- _Problem to work on_: Pick out the lines in the listing below that contain the word "title" and copy them.

- _Information provided_:
━━━━━━━━━━

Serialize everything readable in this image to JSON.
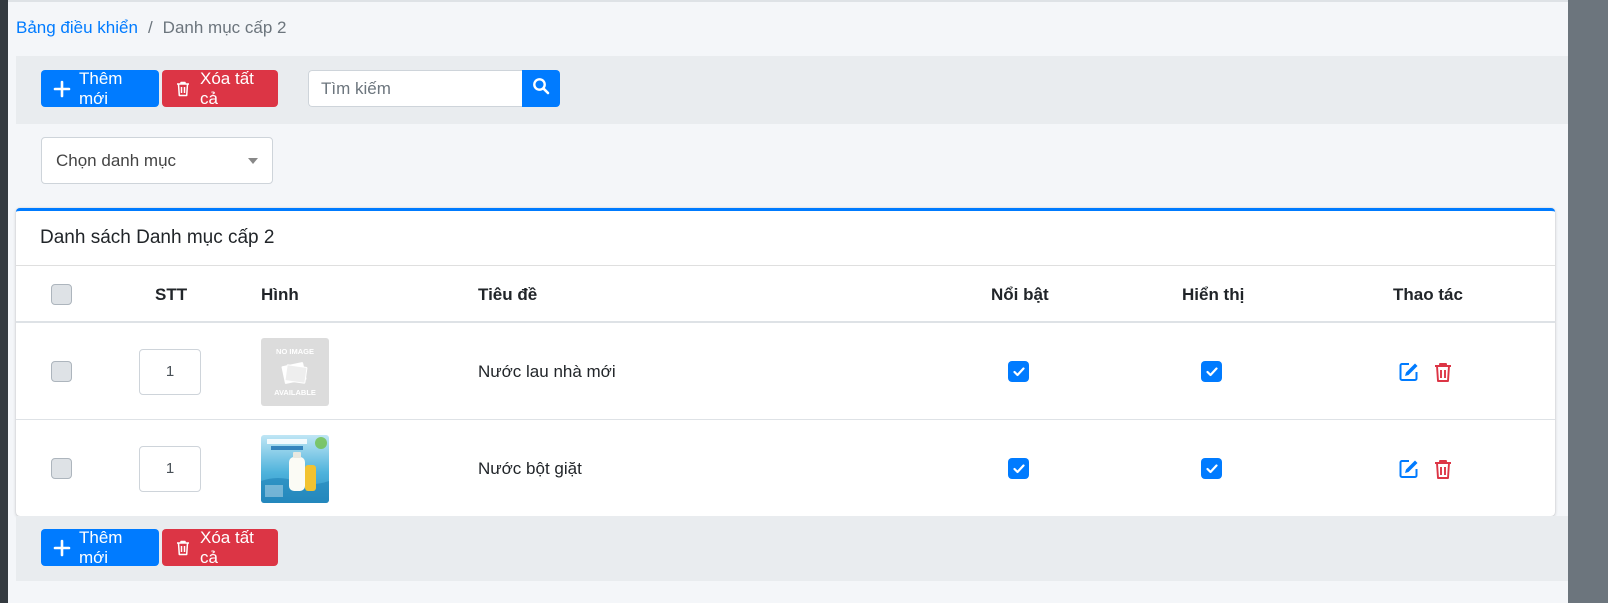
{
  "breadcrumb": {
    "home": "Bảng điều khiển",
    "separator": "/",
    "current": "Danh mục cấp 2"
  },
  "toolbar": {
    "add_label": "Thêm mới",
    "delete_all_label": "Xóa tất cả",
    "search_placeholder": "Tìm kiếm"
  },
  "filter": {
    "category_select": "Chọn danh mục"
  },
  "card": {
    "title": "Danh sách Danh mục cấp 2"
  },
  "table": {
    "headers": {
      "stt": "STT",
      "image": "Hình",
      "title": "Tiêu đề",
      "featured": "Nổi bật",
      "visible": "Hiển thị",
      "actions": "Thao tác"
    },
    "rows": [
      {
        "stt": "1",
        "title": "Nước lau nhà mới",
        "image_icon": "no-image-placeholder",
        "no_image_top": "NO IMAGE",
        "no_image_bottom": "AVAILABLE",
        "featured": true,
        "visible": true
      },
      {
        "stt": "1",
        "title": "Nước bột giặt",
        "image_icon": "product-photo",
        "featured": true,
        "visible": true
      }
    ]
  },
  "footer": {
    "add_label": "Thêm mới",
    "delete_all_label": "Xóa tất cả"
  },
  "colors": {
    "primary": "#007bff",
    "danger": "#dc3545",
    "background": "#f4f6f9",
    "toolbar": "#e9ecef"
  },
  "icons": {
    "add": "plus-icon",
    "delete_all": "trash-icon",
    "search": "search-icon",
    "edit": "edit-icon",
    "delete": "trash-icon"
  }
}
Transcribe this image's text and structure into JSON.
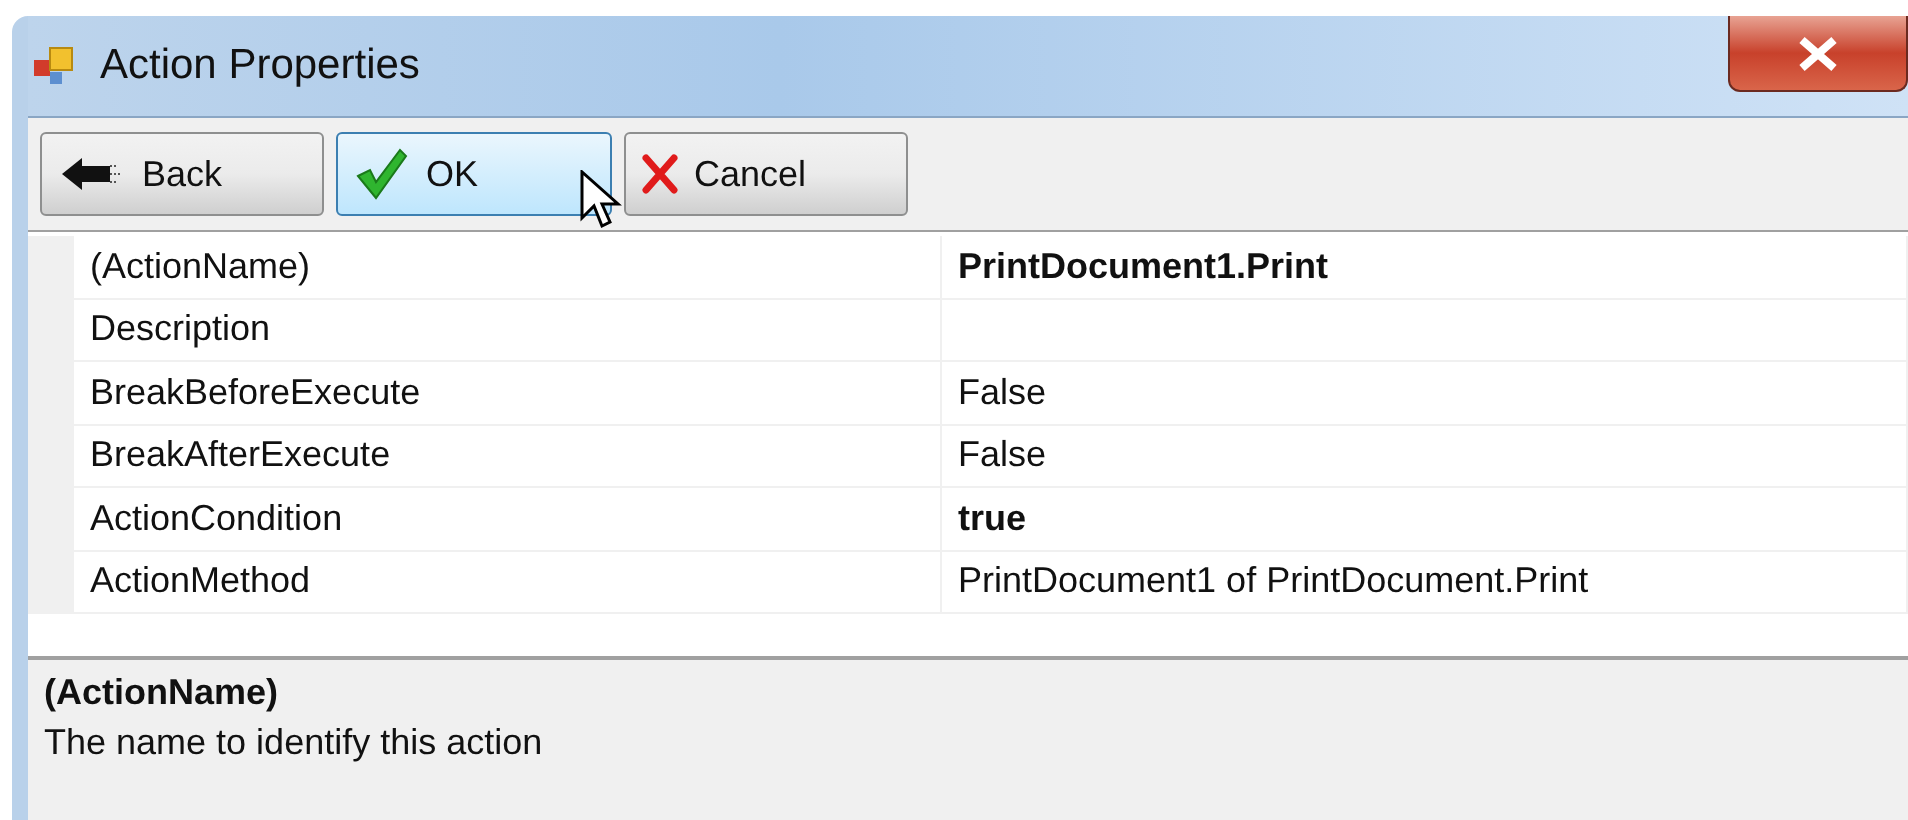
{
  "window": {
    "title": "Action Properties"
  },
  "toolbar": [
    {
      "label": "Back",
      "hovered": false
    },
    {
      "label": "OK",
      "hovered": true
    },
    {
      "label": "Cancel",
      "hovered": false
    }
  ],
  "properties": [
    {
      "name": "(ActionName)",
      "value": "PrintDocument1.Print",
      "modified": true,
      "selected": false
    },
    {
      "name": "Description",
      "selected": false
    },
    {
      "name": "BreakBeforeExecute",
      "value": "False",
      "modified": false,
      "selected": false
    },
    {
      "name": "BreakAfterExecute",
      "value": "False",
      "modified": false,
      "selected": false
    },
    {
      "name": "ActionCondition",
      "value": "true",
      "modified": true,
      "selected": false
    },
    {
      "name": "ActionMethod",
      "value": "PrintDocument1 of PrintDocument.Print",
      "modified": false,
      "selected": false
    }
  ],
  "help": {
    "title": "(ActionName)",
    "text": "The name to identify this action"
  }
}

━━━━━━━━━━

- _Task solution_:
    "title": "Danh sách Danh mục cấp 2"
      "title": "Tiêu đề",
        "title": "Nước lau nhà mới",
        "title": "Nước bột giặt",
    "title": "Action Properties"
    "title": "(ActionName)",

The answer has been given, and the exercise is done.